Figure content listings
"""

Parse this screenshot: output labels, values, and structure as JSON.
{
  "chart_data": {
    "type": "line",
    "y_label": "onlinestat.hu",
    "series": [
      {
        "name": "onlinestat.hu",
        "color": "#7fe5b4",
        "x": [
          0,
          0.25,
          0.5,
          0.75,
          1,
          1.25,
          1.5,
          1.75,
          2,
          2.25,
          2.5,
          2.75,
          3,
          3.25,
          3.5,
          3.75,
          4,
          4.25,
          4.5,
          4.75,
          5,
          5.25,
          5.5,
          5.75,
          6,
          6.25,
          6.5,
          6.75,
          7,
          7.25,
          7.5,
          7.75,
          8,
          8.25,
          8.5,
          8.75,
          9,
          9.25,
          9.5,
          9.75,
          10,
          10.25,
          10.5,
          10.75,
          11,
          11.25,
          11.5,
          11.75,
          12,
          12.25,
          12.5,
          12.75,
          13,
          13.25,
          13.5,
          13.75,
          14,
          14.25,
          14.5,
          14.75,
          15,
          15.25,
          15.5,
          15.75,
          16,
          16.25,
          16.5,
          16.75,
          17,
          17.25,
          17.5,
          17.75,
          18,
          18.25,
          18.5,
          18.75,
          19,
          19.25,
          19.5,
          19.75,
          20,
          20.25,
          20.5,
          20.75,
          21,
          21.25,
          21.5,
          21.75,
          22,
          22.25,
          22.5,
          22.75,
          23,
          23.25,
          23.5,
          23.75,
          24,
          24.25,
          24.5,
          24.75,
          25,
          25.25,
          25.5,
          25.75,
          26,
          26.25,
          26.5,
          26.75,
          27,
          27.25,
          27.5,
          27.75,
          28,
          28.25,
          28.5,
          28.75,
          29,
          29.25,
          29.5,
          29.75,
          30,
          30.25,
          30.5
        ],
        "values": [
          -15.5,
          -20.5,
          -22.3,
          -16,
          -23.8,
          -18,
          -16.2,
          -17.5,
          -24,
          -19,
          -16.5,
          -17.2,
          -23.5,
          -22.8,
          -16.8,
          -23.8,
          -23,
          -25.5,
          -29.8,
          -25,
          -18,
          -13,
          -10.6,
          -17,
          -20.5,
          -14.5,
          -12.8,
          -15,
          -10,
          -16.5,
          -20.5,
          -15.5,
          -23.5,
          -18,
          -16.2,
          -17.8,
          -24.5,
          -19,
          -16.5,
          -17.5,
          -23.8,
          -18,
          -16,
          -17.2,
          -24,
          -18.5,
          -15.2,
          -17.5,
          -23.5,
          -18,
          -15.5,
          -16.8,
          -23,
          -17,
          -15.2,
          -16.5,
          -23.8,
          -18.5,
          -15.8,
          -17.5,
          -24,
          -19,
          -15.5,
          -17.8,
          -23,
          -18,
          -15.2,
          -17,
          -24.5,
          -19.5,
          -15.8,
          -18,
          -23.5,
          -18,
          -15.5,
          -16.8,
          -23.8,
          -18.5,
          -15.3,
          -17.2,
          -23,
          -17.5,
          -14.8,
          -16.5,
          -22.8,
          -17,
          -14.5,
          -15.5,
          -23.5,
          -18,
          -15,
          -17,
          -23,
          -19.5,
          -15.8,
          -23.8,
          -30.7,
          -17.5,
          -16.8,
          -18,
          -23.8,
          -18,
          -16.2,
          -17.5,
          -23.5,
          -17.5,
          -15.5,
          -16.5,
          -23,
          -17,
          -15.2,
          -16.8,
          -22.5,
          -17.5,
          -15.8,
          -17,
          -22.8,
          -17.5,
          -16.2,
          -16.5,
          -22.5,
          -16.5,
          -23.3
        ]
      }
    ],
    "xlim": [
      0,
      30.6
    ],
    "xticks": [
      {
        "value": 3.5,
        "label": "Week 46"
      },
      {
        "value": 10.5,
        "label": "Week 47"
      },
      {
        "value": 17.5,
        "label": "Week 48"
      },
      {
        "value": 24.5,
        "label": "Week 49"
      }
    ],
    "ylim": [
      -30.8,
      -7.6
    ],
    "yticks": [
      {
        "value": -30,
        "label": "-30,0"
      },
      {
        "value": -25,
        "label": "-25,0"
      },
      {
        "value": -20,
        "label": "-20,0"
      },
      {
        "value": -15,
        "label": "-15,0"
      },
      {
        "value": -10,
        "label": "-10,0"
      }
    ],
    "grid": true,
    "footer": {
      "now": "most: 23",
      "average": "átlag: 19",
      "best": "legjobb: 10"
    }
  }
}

"""

WHAT YOU NEED TO DO -> Report only the count of lines that include the string "values".

EXPECTED ANSWER -> 2